§ What this exercise asks
1. According to the skip-gram notebook excerpt, what is the total number of training pairs generated?
2. Write the next part of the skip-gram notebook excerpt, picking up right after its last bullet point.
** begin Text block **
Total training pairs generated: 17827246


#### 3. Building skip-gram model

Architecture Overview:

- Input: One-hot vector of size equal to the vocabulary size.

- Hidden Layer: Produces the embedding vector (size embedding_dim).

- Output: Softmax over the vocabulary size to predict the context word.


In [23]:
"""
Embedding Layer: Converts input words (as indices) to vectors of size embedding_dim. These vectors represent the word embeddings that will be learned.
Linear Layer: Maps the embedding vector to a vector of size vocab_size. This represents the probabilities of each word in the vocabulary being a context word.
Forward Pass: The forward method defines how input passes through the layer
"""


class SkipGramModel(nn.Module):
    def __init__(self, vocab_size, embedding_dim):
        super(SkipGramModel, self).__init__()
        # Embedding layer for input (target words)
        self.input_embeddings = nn.Embedding(vocab_size, embedding_dim)
        # Embedding layer for output (context words)
        self.output_embeddings = nn.Embedding(vocab_size, embedding_dim)

    def forward(self, input_word, context_word):
        # Get embeddings for input and context words
        input_embedding = self.input_embeddings(input_word)
        context_embedding = self.output_embeddings(context_word)

        # Return dot product between input and context embeddings
        return torch.sum(input_embedding * context_embedding, dim=1)

In [24]:
def negative_sampling_loss(model, input_word, context_word, negative_samples, device):
    """
    Compute the Negative Sampling loss.
    Args:
    - model: SkipGramModel instance.
    - input_word: Tensor of input word indices.
    - context_word: Tensor of positive context word indices.
    - negative_samples: Tensor of negative word indices.
    - device: Device (CPU/GPU) for computation.
    """
    # Positive samples: calculate log(sigmoid(dot product))
    pos_score = model(input_word, context_word)  # Dot product of input and context embeddings
    pos_loss = -torch.log(torch.sigmoid(pos_score))

    # Negative samples: calculate log(sigmoid(-dot product))
    neg_score = model(input_word.unsqueeze(1), negative_samples)  # Shape: (batch_size, num_neg_samples)
    neg_loss = -torch.log(torch.sigmoid(-neg_score)).sum(1)  # Sum over negative samples

    # Total loss is the sum of positive and negative losses
    total_loss = (pos_loss + neg_loss).mean()

    return total_loss


#### 4. Training the model

- Input preparation: Convert the training pairs (input word, context word) into tensors.
- Forward pass: For each input word, predict the probability distribution over the context words.
** end Text block **
** begin Record set **
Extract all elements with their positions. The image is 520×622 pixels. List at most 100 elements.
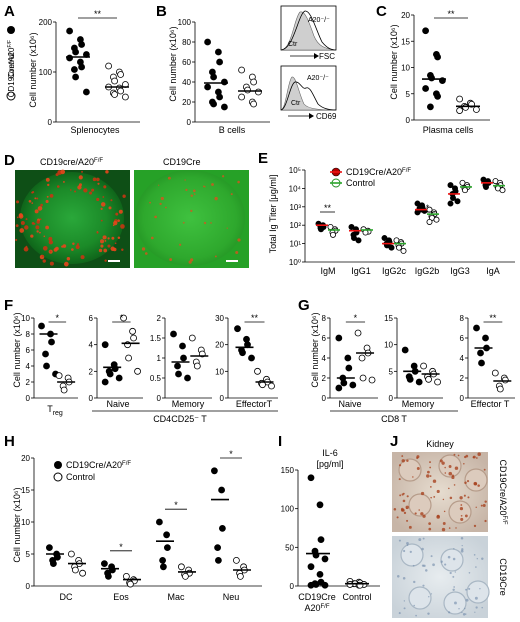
stain-dot [403,600,406,602]
stain-dot [461,611,463,614]
image-label-right: CD19Cre [163,157,201,167]
stain-dot [418,509,420,511]
panel-g-letter: G [298,297,310,314]
red-stain-dot [159,202,162,206]
data-point-open [491,369,499,377]
data-point-filled [210,467,218,475]
subplot-label-memory: Memory [172,399,205,409]
stain-dot [453,484,456,486]
red-stain-dot [39,231,41,234]
data-point-open [181,573,189,580]
data-point-filled [159,557,167,564]
stain-dot [475,457,478,459]
stain-dot [459,506,464,511]
data-point-filled [78,63,85,71]
red-stain-dot [16,200,20,204]
stain-dot [401,493,404,496]
glomerulus [448,500,472,524]
panel-d-letter: D [4,152,15,169]
red-stain-dot [110,246,116,252]
data-point-filled [220,78,228,86]
x-tick-label: Neu [223,592,240,602]
y-tick-label: 20 [215,341,224,350]
stain-dot [420,512,424,516]
stain-dot [436,489,440,494]
data-point-filled [434,92,442,100]
scale-bar [108,260,120,262]
red-staining-left [15,169,126,267]
y-tick-label: 5 [406,90,411,99]
legend-open-marker [6,91,16,101]
stain-dot [432,563,435,567]
stain-dot [403,607,406,610]
stain-dot [473,524,477,528]
hist-ctr-label: Ctr [291,100,301,107]
data-point-filled [335,384,343,392]
red-stain-dot [222,175,225,178]
panel-i-letter: I [278,433,282,450]
red-stain-dot [235,251,239,255]
data-point-filled [355,237,362,244]
scale-bar [226,260,238,262]
data-point-filled [106,370,114,378]
y-tick-label: 4 [322,354,327,363]
data-point-filled [101,341,109,349]
y-tick-label: 10⁵ [289,166,301,175]
red-stain-dot [100,244,104,248]
red-stain-dot [36,197,39,200]
red-stain-dot [190,194,193,197]
red-stain-dot [190,209,193,213]
data-point-open [358,354,366,362]
data-point-filled [163,531,171,539]
y-tick-label: 10¹ [289,240,301,249]
stain-dot [398,478,401,481]
y-tick-label: 15 [401,37,410,46]
y-tick-label: 150 [281,466,295,475]
data-point-filled [388,244,395,251]
stain-dot [430,496,432,499]
red-stain-dot [31,222,35,225]
red-stain-dot [34,197,37,200]
red-stain-dot [36,230,39,233]
plot-g: 0 2 4 6 8 * 0 5 10 15 0 2 4 6 8 ** [322,313,515,403]
y-tick-label: 6 [26,346,31,355]
data-point-open [420,362,427,370]
data-point-open [461,187,468,194]
y-tick-label: 4 [460,354,465,363]
stain-dot [416,455,420,459]
data-point-open [425,375,432,383]
data-point-filled [401,346,409,354]
data-point-filled [43,362,50,370]
y-tick-label: 10⁰ [289,258,301,267]
red-stain-dot [18,213,23,218]
red-stain-dot [182,221,185,224]
stain-dot [422,584,425,587]
data-point-filled [204,38,212,46]
y-tick-label: 40 [182,78,191,87]
hist-axis-cd69: CD69 [316,112,337,121]
stain-dot [402,576,406,580]
data-point-open [400,247,407,254]
y-tick-label: 8 [322,314,327,323]
red-stain-dot [72,242,75,246]
red-stain-dot [203,185,205,188]
stain-dot [473,553,476,556]
red-stain-dot [80,255,85,260]
red-stain-dot [113,220,118,226]
red-stain-dot [15,238,18,242]
red-stain-dot [46,195,49,198]
stain-dot [403,549,406,553]
glomerulus [464,468,488,492]
red-stain-dot [194,193,196,195]
category-label-a20: CD19Cre [298,592,336,602]
data-point-open [426,218,433,225]
stain-dot [415,614,417,617]
legend-a20-label: CD19Cre/A20F/F [66,460,131,470]
data-point-open [60,386,68,394]
legend-a20-label: CD19Cre/A20F/F [346,167,411,177]
red-stain-dot [69,189,72,191]
panel-b-letter: B [156,3,167,20]
data-point-filled [349,381,357,389]
red-stain-dot [24,225,29,230]
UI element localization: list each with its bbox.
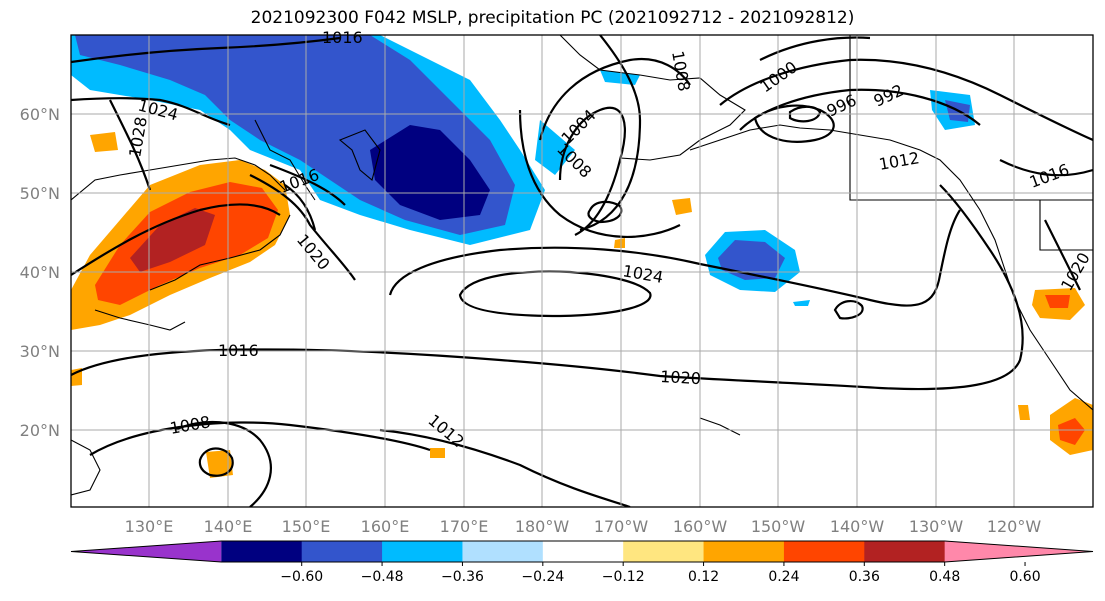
** end Record set **
§ Per-task answers
1. 17827246

2.
- Loss calculation: Use cross-entropy loss to measure how far the predicted probabilities are from the true context word.
- Backpropagation: Compute gradients and update model weights using an optimizer.
- Repeat for several epochs: Go through the entire dataset multiple times to improve the model.


In [25]:
class SkipGramDataset(Dataset):
    def __init__(self, training_pairs):
        self.training_pairs = training_pairs

    def __len__(self):
        return len(self.training_pairs)

    def __getitem__(self, idx):
        input_word, context_word = self.training_pairs[idx]
        return torch.tensor(input_word), torch.tensor(context_word)

In [26]:
# Training parameters
num_epochs = 5
embedding_dim = 200
learning_rate = 0.1
batch_size = 1024

# k: negative sampling 
k = 5
vocab_size = len(preprocessor.vocab)

# Initialize the model, loss function, and optimizer
model = SkipGramModel(vocab_size, embedding_dim)
device = torch.device("cuda" if torch.cuda.is_available() else "cpu")
print(f"Using device: {device}")
model.to(device)

Using device: cuda


SkipGramModel(
  (input_embeddings): Embedding(67428, 200)
  (output_embeddings): Embedding(67428, 200)
)

In [28]:
# optimizer = optim.SGD(model.parameters(), lr=learning_rate)
optimizer = torch.optim.Adam(model.parameters(), lr=learning_rate)

loss_function = nn.CrossEntropyLoss()

# DataLoader for training and validation (assuming you have training_pairs and validation_pairs)
train_dataset = SkipGramDataset(training_pairs)
train_loader = DataLoader(
    train_dataset, batch_size=batch_size, shuffle=True, num_workers=6
)

validate_dataset = SkipGramDataset(validation_pairs)
validate_loader = DataLoader(
    validate_dataset, batch_size=batch_size, shuffle=False, num_workers=6
)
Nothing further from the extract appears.